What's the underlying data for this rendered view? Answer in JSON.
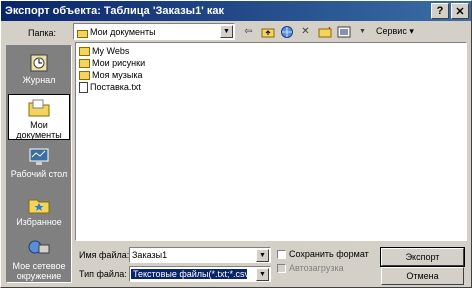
{
  "window": {
    "title": "Экспорт объекта: Таблица 'Заказы1' как",
    "help_btn": "?",
    "close_btn": "✕"
  },
  "look_in": {
    "label": "Папка:",
    "value": "Мои документы"
  },
  "toolbar": {
    "tools_label": "Сервис"
  },
  "places": [
    {
      "label": "Журнал",
      "icon": "history-icon"
    },
    {
      "label": "Мои документы",
      "icon": "my-documents-icon",
      "selected": true
    },
    {
      "label": "Рабочий стол",
      "icon": "desktop-icon"
    },
    {
      "label": "Избранное",
      "icon": "favorites-icon"
    },
    {
      "label": "Мое сетевое окружение",
      "icon": "network-icon"
    }
  ],
  "files": [
    {
      "name": "My Webs",
      "type": "folder"
    },
    {
      "name": "Мои рисунки",
      "type": "folder"
    },
    {
      "name": "Моя музыка",
      "type": "folder"
    },
    {
      "name": "Поставка.txt",
      "type": "text"
    }
  ],
  "form": {
    "filename_label": "Имя файла:",
    "filename_value": "Заказы1",
    "filetype_label": "Тип файла:",
    "filetype_value": "Текстовые файлы(*.txt;*.csv;*.t",
    "save_formatted_label": "Сохранить формат",
    "autostart_label": "Автозагрузка",
    "export_button": "Экспорт",
    "cancel_button": "Отмена"
  },
  "colors": {
    "titlebar_start": "#0a246a",
    "titlebar_end": "#3a6ea5",
    "face": "#d4d0c8",
    "places_bg": "#808080"
  }
}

WHAT THE TASK REQUIRES: Extract the text of all the records above verbatim, excluding pictures.

RESULT:
What's the underlying data for this rendered view? Answer in JSON.
{
  "window": {
    "title": "Экспорт объекта: Таблица 'Заказы1' как",
    "help_btn": "?",
    "close_btn": "✕"
  },
  "look_in": {
    "label": "Папка:",
    "value": "Мои документы"
  },
  "toolbar": {
    "tools_label": "Сервис"
  },
  "places": [
    {
      "label": "Журнал",
      "icon": "history-icon"
    },
    {
      "label": "Мои документы",
      "icon": "my-documents-icon",
      "selected": true
    },
    {
      "label": "Рабочий стол",
      "icon": "desktop-icon"
    },
    {
      "label": "Избранное",
      "icon": "favorites-icon"
    },
    {
      "label": "Мое сетевое окружение",
      "icon": "network-icon"
    }
  ],
  "files": [
    {
      "name": "My Webs",
      "type": "folder"
    },
    {
      "name": "Мои рисунки",
      "type": "folder"
    },
    {
      "name": "Моя музыка",
      "type": "folder"
    },
    {
      "name": "Поставка.txt",
      "type": "text"
    }
  ],
  "form": {
    "filename_label": "Имя файла:",
    "filename_value": "Заказы1",
    "filetype_label": "Тип файла:",
    "filetype_value": "Текстовые файлы(*.txt;*.csv;*.t",
    "save_formatted_label": "Сохранить формат",
    "autostart_label": "Автозагрузка",
    "export_button": "Экспорт",
    "cancel_button": "Отмена"
  },
  "colors": {
    "titlebar_start": "#0a246a",
    "titlebar_end": "#3a6ea5",
    "face": "#d4d0c8",
    "places_bg": "#808080"
  }
}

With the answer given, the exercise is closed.